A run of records
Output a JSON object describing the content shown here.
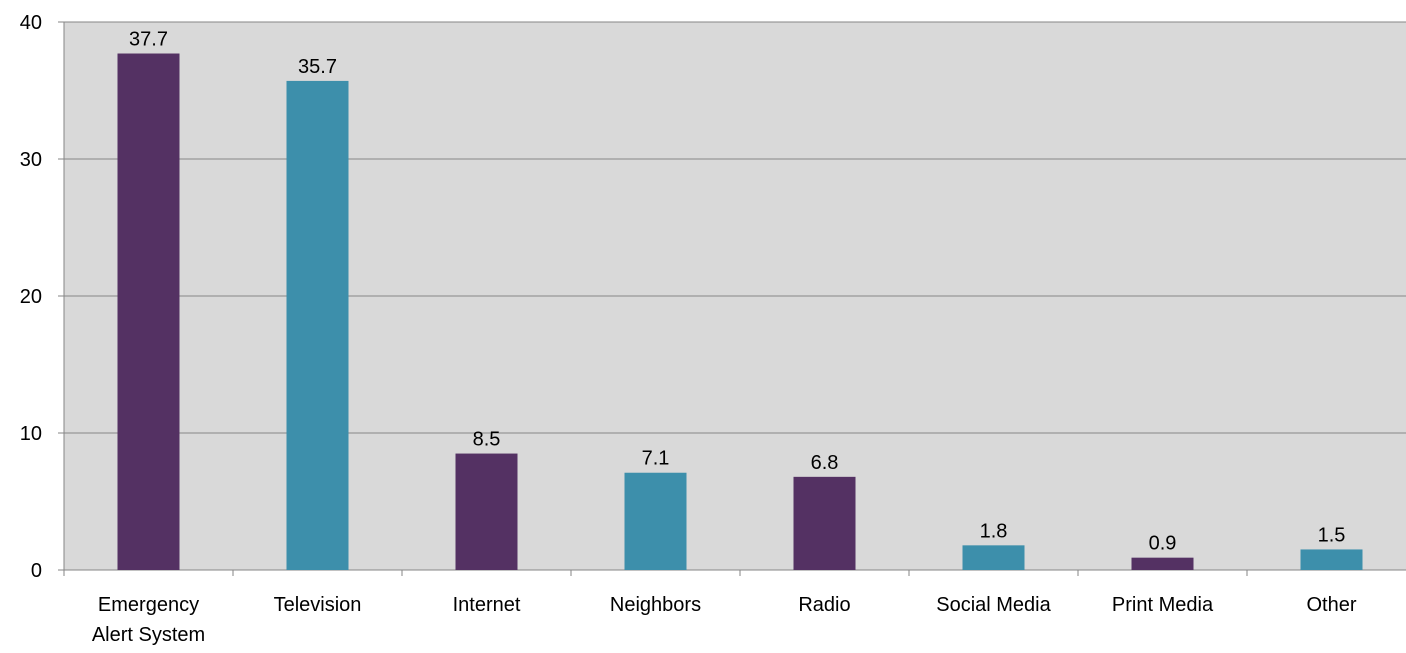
{
  "chart_data": {
    "type": "bar",
    "title": "",
    "xlabel": "",
    "ylabel": "",
    "ylim": [
      0,
      40
    ],
    "yticks": [
      0,
      10,
      20,
      30,
      40
    ],
    "grid": true,
    "legend": "none",
    "categories": [
      [
        "Emergency",
        "Alert System"
      ],
      [
        "Television"
      ],
      [
        "Internet"
      ],
      [
        "Neighbors"
      ],
      [
        "Radio"
      ],
      [
        "Social Media"
      ],
      [
        "Print Media"
      ],
      [
        "Other"
      ]
    ],
    "values": [
      37.7,
      35.7,
      8.5,
      7.1,
      6.8,
      1.8,
      0.9,
      1.5
    ],
    "data_labels": [
      "37.7",
      "35.7",
      "8.5",
      "7.1",
      "6.8",
      "1.8",
      "0.9",
      "1.5"
    ],
    "bar_colors": [
      "#543163",
      "#3d8fab",
      "#543163",
      "#3d8fab",
      "#543163",
      "#3d8fab",
      "#543163",
      "#3d8fab"
    ],
    "plot_background": "#d9d9d9",
    "gridline_color": "#868686"
  }
}
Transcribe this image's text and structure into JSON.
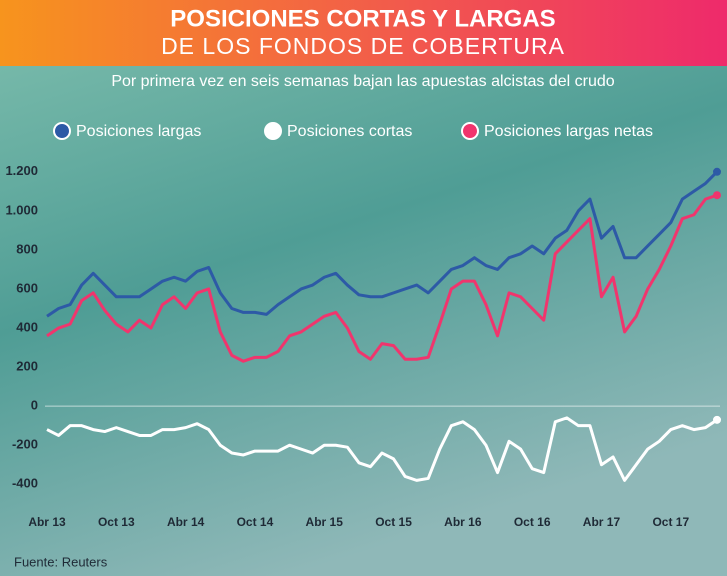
{
  "chart_data": {
    "type": "line",
    "title": "POSICIONES CORTAS Y LARGAS",
    "subtitle": "DE LOS FONDOS DE COBERTURA",
    "note": "Por primera vez en seis semanas bajan las apuestas alcistas del crudo",
    "source": "Fuente: Reuters",
    "categories": [
      "Abr 13",
      null,
      null,
      null,
      null,
      null,
      "Oct 13",
      null,
      null,
      null,
      null,
      null,
      "Abr 14",
      null,
      null,
      null,
      null,
      null,
      "Oct 14",
      null,
      null,
      null,
      null,
      null,
      "Abr 15",
      null,
      null,
      null,
      null,
      null,
      "Oct 15",
      null,
      null,
      null,
      null,
      null,
      "Abr 16",
      null,
      null,
      null,
      null,
      null,
      "Oct 16",
      null,
      null,
      null,
      null,
      null,
      "Abr 17",
      null,
      null,
      null,
      null,
      null,
      "Oct 17",
      null,
      null,
      null,
      null
    ],
    "series": [
      {
        "name": "Posiciones largas",
        "color": "#2d5aa6",
        "values": [
          460,
          500,
          520,
          620,
          680,
          620,
          560,
          560,
          560,
          600,
          640,
          660,
          640,
          690,
          710,
          580,
          500,
          480,
          480,
          470,
          520,
          560,
          600,
          620,
          660,
          680,
          620,
          570,
          560,
          560,
          580,
          600,
          620,
          580,
          640,
          700,
          720,
          760,
          720,
          700,
          760,
          780,
          820,
          780,
          860,
          900,
          1000,
          1060,
          860,
          920,
          760,
          760,
          820,
          880,
          940,
          1060,
          1100,
          1140,
          1200
        ]
      },
      {
        "name": "Posiciones cortas",
        "color": "#ffffff",
        "values": [
          -120,
          -150,
          -100,
          -100,
          -120,
          -130,
          -110,
          -130,
          -150,
          -150,
          -120,
          -120,
          -110,
          -90,
          -120,
          -200,
          -240,
          -250,
          -230,
          -230,
          -230,
          -200,
          -220,
          -240,
          -200,
          -200,
          -210,
          -290,
          -310,
          -240,
          -270,
          -360,
          -380,
          -370,
          -220,
          -100,
          -80,
          -120,
          -200,
          -340,
          -180,
          -220,
          -320,
          -340,
          -80,
          -60,
          -100,
          -100,
          -300,
          -260,
          -380,
          -300,
          -220,
          -180,
          -120,
          -100,
          -120,
          -110,
          -70
        ]
      },
      {
        "name": "Posiciones largas netas",
        "color": "#f0356d",
        "values": [
          360,
          400,
          420,
          540,
          580,
          490,
          420,
          380,
          440,
          400,
          520,
          560,
          500,
          580,
          600,
          380,
          260,
          230,
          250,
          250,
          280,
          360,
          380,
          420,
          460,
          480,
          400,
          280,
          240,
          320,
          310,
          240,
          240,
          250,
          420,
          600,
          640,
          640,
          520,
          360,
          580,
          560,
          500,
          440,
          780,
          840,
          900,
          960,
          560,
          660,
          380,
          460,
          600,
          700,
          820,
          960,
          980,
          1060,
          1080
        ]
      }
    ],
    "ylim": [
      -460,
      1250
    ],
    "yticks": [
      -400,
      -200,
      0,
      200,
      400,
      600,
      800,
      {
        "value": 1000,
        "label": "1.000"
      },
      {
        "value": 1200,
        "label": "1.200"
      }
    ],
    "grid": false
  }
}
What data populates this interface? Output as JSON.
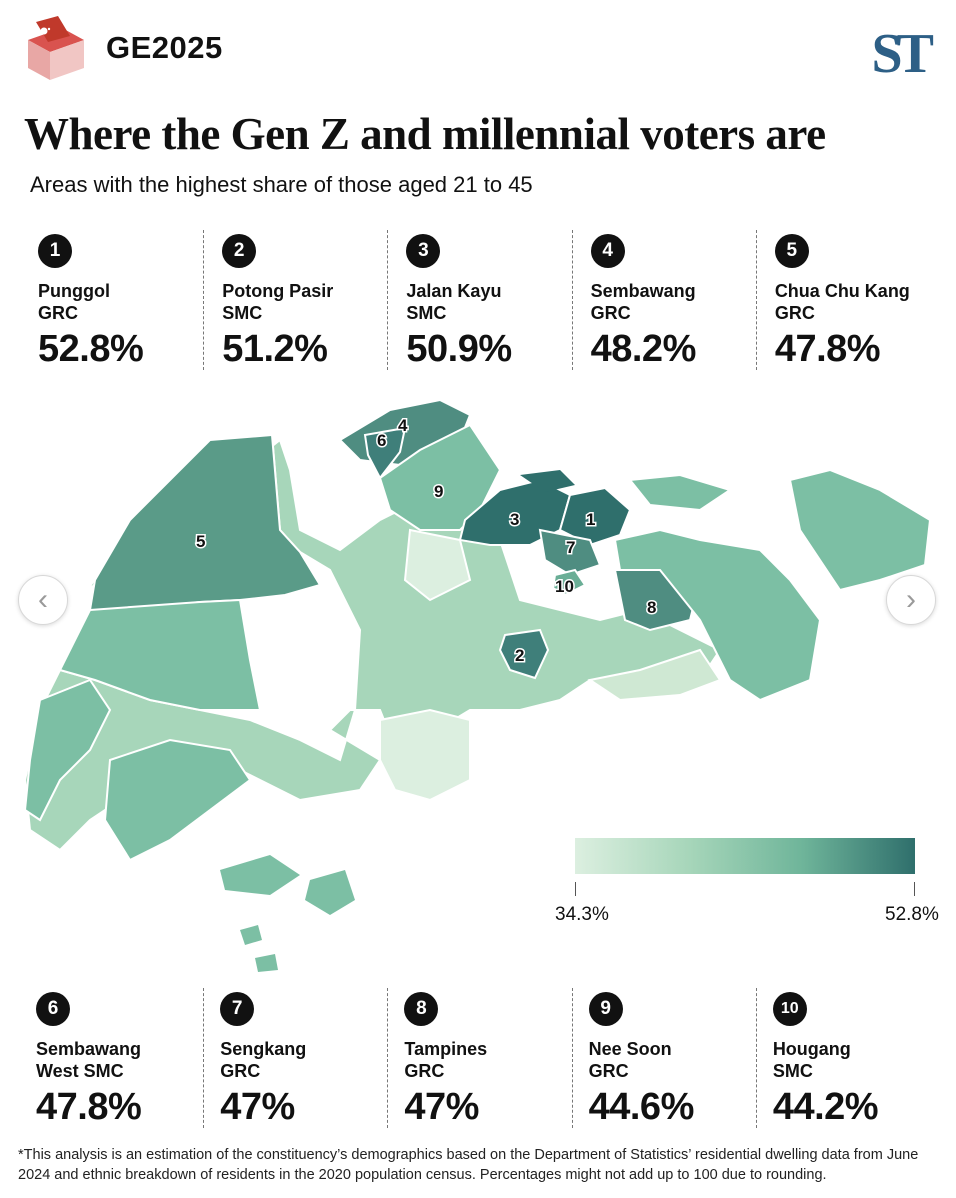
{
  "header": {
    "brand": "GE2025",
    "logo": "ST",
    "ballot_icon": "ballot-box-icon"
  },
  "title": "Where the Gen Z and millennial voters are",
  "subtitle": "Areas with the highest share of those aged 21 to 45",
  "top_ranks": [
    {
      "rank": "1",
      "name": "Punggol",
      "type": "GRC",
      "pct": "52.8%"
    },
    {
      "rank": "2",
      "name": "Potong Pasir",
      "type": "SMC",
      "pct": "51.2%"
    },
    {
      "rank": "3",
      "name": "Jalan Kayu",
      "type": "SMC",
      "pct": "50.9%"
    },
    {
      "rank": "4",
      "name": "Sembawang",
      "type": "GRC",
      "pct": "48.2%"
    },
    {
      "rank": "5",
      "name": "Chua Chu Kang",
      "type": "GRC",
      "pct": "47.8%"
    }
  ],
  "bottom_ranks": [
    {
      "rank": "6",
      "name": "Sembawang",
      "type": "West SMC",
      "pct": "47.8%"
    },
    {
      "rank": "7",
      "name": "Sengkang",
      "type": "GRC",
      "pct": "47%"
    },
    {
      "rank": "8",
      "name": "Tampines",
      "type": "GRC",
      "pct": "47%"
    },
    {
      "rank": "9",
      "name": "Nee Soon",
      "type": "GRC",
      "pct": "44.6%"
    },
    {
      "rank": "10",
      "name": "Hougang",
      "type": "SMC",
      "pct": "44.2%"
    }
  ],
  "map": {
    "labels": [
      "1",
      "2",
      "3",
      "4",
      "5",
      "6",
      "7",
      "8",
      "9",
      "10"
    ],
    "colors": {
      "light": "#dcefe0",
      "mid": "#a7d6ba",
      "mid2": "#7cbfa4",
      "dark": "#3f7f7a",
      "darkest": "#2f6f6c"
    }
  },
  "legend": {
    "min": "34.3%",
    "max": "52.8%"
  },
  "nav": {
    "prev": "‹",
    "next": "›"
  },
  "footnote": "*This analysis is an estimation of the constituency’s demographics based on the Department of Statistics’ residential dwelling data from June 2024 and ethnic breakdown of residents in the 2020 population census. Percentages might not add up to 100 due to rounding."
}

**WRITTEN INSTRUCTION**
Every record above should be written out again without change, except that the pictures are left out.

**TASK OUTPUT**
Output a JSON object describing the content shown here.
{
  "chart_data": {
    "type": "bar",
    "title": "",
    "xlabel": "",
    "ylabel": "",
    "ylim": [
      0,
      40
    ],
    "yticks": [
      0,
      10,
      20,
      30,
      40
    ],
    "grid": true,
    "legend": "none",
    "categories": [
      [
        "Emergency",
        "Alert System"
      ],
      [
        "Television"
      ],
      [
        "Internet"
      ],
      [
        "Neighbors"
      ],
      [
        "Radio"
      ],
      [
        "Social Media"
      ],
      [
        "Print Media"
      ],
      [
        "Other"
      ]
    ],
    "values": [
      37.7,
      35.7,
      8.5,
      7.1,
      6.8,
      1.8,
      0.9,
      1.5
    ],
    "data_labels": [
      "37.7",
      "35.7",
      "8.5",
      "7.1",
      "6.8",
      "1.8",
      "0.9",
      "1.5"
    ],
    "bar_colors": [
      "#543163",
      "#3d8fab",
      "#543163",
      "#3d8fab",
      "#543163",
      "#3d8fab",
      "#543163",
      "#3d8fab"
    ],
    "plot_background": "#d9d9d9",
    "gridline_color": "#868686"
  }
}
Transcribe this image's text and structure into JSON.
{
  "chart_data": {
    "type": "line",
    "title": "POSICIONES CORTAS Y LARGAS",
    "subtitle": "DE LOS FONDOS DE COBERTURA",
    "note": "Por primera vez en seis semanas bajan las apuestas alcistas del crudo",
    "source": "Fuente: Reuters",
    "categories": [
      "Abr 13",
      null,
      null,
      null,
      null,
      null,
      "Oct 13",
      null,
      null,
      null,
      null,
      null,
      "Abr 14",
      null,
      null,
      null,
      null,
      null,
      "Oct 14",
      null,
      null,
      null,
      null,
      null,
      "Abr 15",
      null,
      null,
      null,
      null,
      null,
      "Oct 15",
      null,
      null,
      null,
      null,
      null,
      "Abr 16",
      null,
      null,
      null,
      null,
      null,
      "Oct 16",
      null,
      null,
      null,
      null,
      null,
      "Abr 17",
      null,
      null,
      null,
      null,
      null,
      "Oct 17",
      null,
      null,
      null,
      null
    ],
    "series": [
      {
        "name": "Posiciones largas",
        "color": "#2d5aa6",
        "values": [
          460,
          500,
          520,
          620,
          680,
          620,
          560,
          560,
          560,
          600,
          640,
          660,
          640,
          690,
          710,
          580,
          500,
          480,
          480,
          470,
          520,
          560,
          600,
          620,
          660,
          680,
          620,
          570,
          560,
          560,
          580,
          600,
          620,
          580,
          640,
          700,
          720,
          760,
          720,
          700,
          760,
          780,
          820,
          780,
          860,
          900,
          1000,
          1060,
          860,
          920,
          760,
          760,
          820,
          880,
          940,
          1060,
          1100,
          1140,
          1200
        ]
      },
      {
        "name": "Posiciones cortas",
        "color": "#ffffff",
        "values": [
          -120,
          -150,
          -100,
          -100,
          -120,
          -130,
          -110,
          -130,
          -150,
          -150,
          -120,
          -120,
          -110,
          -90,
          -120,
          -200,
          -240,
          -250,
          -230,
          -230,
          -230,
          -200,
          -220,
          -240,
          -200,
          -200,
          -210,
          -290,
          -310,
          -240,
          -270,
          -360,
          -380,
          -370,
          -220,
          -100,
          -80,
          -120,
          -200,
          -340,
          -180,
          -220,
          -320,
          -340,
          -80,
          -60,
          -100,
          -100,
          -300,
          -260,
          -380,
          -300,
          -220,
          -180,
          -120,
          -100,
          -120,
          -110,
          -70
        ]
      },
      {
        "name": "Posiciones largas netas",
        "color": "#f0356d",
        "values": [
          360,
          400,
          420,
          540,
          580,
          490,
          420,
          380,
          440,
          400,
          520,
          560,
          500,
          580,
          600,
          380,
          260,
          230,
          250,
          250,
          280,
          360,
          380,
          420,
          460,
          480,
          400,
          280,
          240,
          320,
          310,
          240,
          240,
          250,
          420,
          600,
          640,
          640,
          520,
          360,
          580,
          560,
          500,
          440,
          780,
          840,
          900,
          960,
          560,
          660,
          380,
          460,
          600,
          700,
          820,
          960,
          980,
          1060,
          1080
        ]
      }
    ],
    "ylim": [
      -460,
      1250
    ],
    "yticks": [
      -400,
      -200,
      0,
      200,
      400,
      600,
      800,
      {
        "value": 1000,
        "label": "1.000"
      },
      {
        "value": 1200,
        "label": "1.200"
      }
    ],
    "grid": false
  }
}
What data populates this interface? Output as JSON.
{
  "header": {
    "brand": "GE2025",
    "logo": "ST",
    "ballot_icon": "ballot-box-icon"
  },
  "title": "Where the Gen Z and millennial voters are",
  "subtitle": "Areas with the highest share of those aged 21 to 45",
  "top_ranks": [
    {
      "rank": "1",
      "name": "Punggol",
      "type": "GRC",
      "pct": "52.8%"
    },
    {
      "rank": "2",
      "name": "Potong Pasir",
      "type": "SMC",
      "pct": "51.2%"
    },
    {
      "rank": "3",
      "name": "Jalan Kayu",
      "type": "SMC",
      "pct": "50.9%"
    },
    {
      "rank": "4",
      "name": "Sembawang",
      "type": "GRC",
      "pct": "48.2%"
    },
    {
      "rank": "5",
      "name": "Chua Chu Kang",
      "type": "GRC",
      "pct": "47.8%"
    }
  ],
  "bottom_ranks": [
    {
      "rank": "6",
      "name": "Sembawang",
      "type": "West SMC",
      "pct": "47.8%"
    },
    {
      "rank": "7",
      "name": "Sengkang",
      "type": "GRC",
      "pct": "47%"
    },
    {
      "rank": "8",
      "name": "Tampines",
      "type": "GRC",
      "pct": "47%"
    },
    {
      "rank": "9",
      "name": "Nee Soon",
      "type": "GRC",
      "pct": "44.6%"
    },
    {
      "rank": "10",
      "name": "Hougang",
      "type": "SMC",
      "pct": "44.2%"
    }
  ],
  "map": {
    "labels": [
      "1",
      "2",
      "3",
      "4",
      "5",
      "6",
      "7",
      "8",
      "9",
      "10"
    ],
    "colors": {
      "light": "#dcefe0",
      "mid": "#a7d6ba",
      "mid2": "#7cbfa4",
      "dark": "#3f7f7a",
      "darkest": "#2f6f6c"
    }
  },
  "legend": {
    "min": "34.3%",
    "max": "52.8%"
  },
  "nav": {
    "prev": "‹",
    "next": "›"
  },
  "footnote": "*This analysis is an estimation of the constituency’s demographics based on the Department of Statistics’ residential dwelling data from June 2024 and ethnic breakdown of residents in the 2020 population census. Percentages might not add up to 100 due to rounding."
}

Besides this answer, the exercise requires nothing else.